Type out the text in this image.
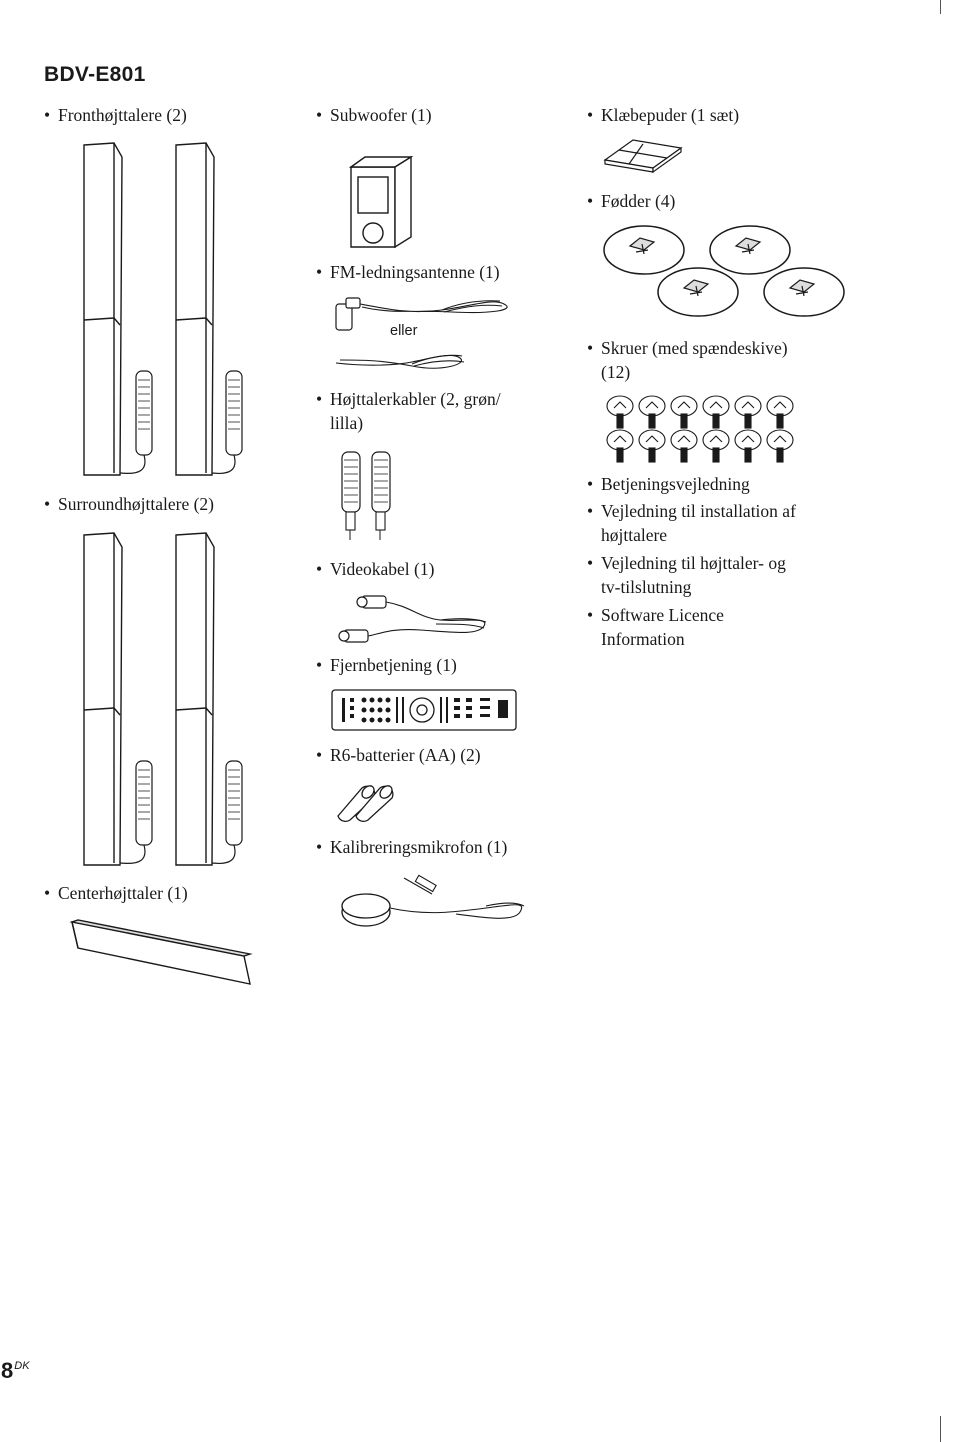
BDV-E801
• Fronthøjttalere (2)
• Surroundhøjttalere (2)
• Centerhøjttaler (1)
• Subwoofer (1)
• FM-ledningsantenne (1)
eller
• Højttalerkabler (2, grøn/
lilla)
• Videokabel (1)
• Fjernbetjening (1)
• R6-batterier (AA) (2)
• Kalibreringsmikrofon (1)
• Klæbepuder (1 sæt)
• Fødder (4)
• Skruer (med spændeskive)
(12)
• Betjeningsvejledning
• Vejledning til installation af
højttalere
• Vejledning til højttaler- og
tv-tilslutning
• Software Licence
Information
$8^{DK}$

==*==

● **The exercise**: Set each line of the records down exactly, leaving every picture out.

● **Exercise response**:
Type out the text in this image.
BDV-E801
• Fronthøjttalere (2)
• Surroundhøjttalere (2)
• Centerhøjttaler (1)
• Subwoofer (1)
• FM-ledningsantenne (1)
eller
• Højttalerkabler (2, grøn/
lilla)
• Videokabel (1)
• Fjernbetjening (1)
• R6-batterier (AA) (2)
• Kalibreringsmikrofon (1)
• Klæbepuder (1 sæt)
• Fødder (4)
• Skruer (med spændeskive)
(12)
• Betjeningsvejledning
• Vejledning til installation af
højttalere
• Vejledning til højttaler- og
tv-tilslutning
• Software Licence
Information
$8^{DK}$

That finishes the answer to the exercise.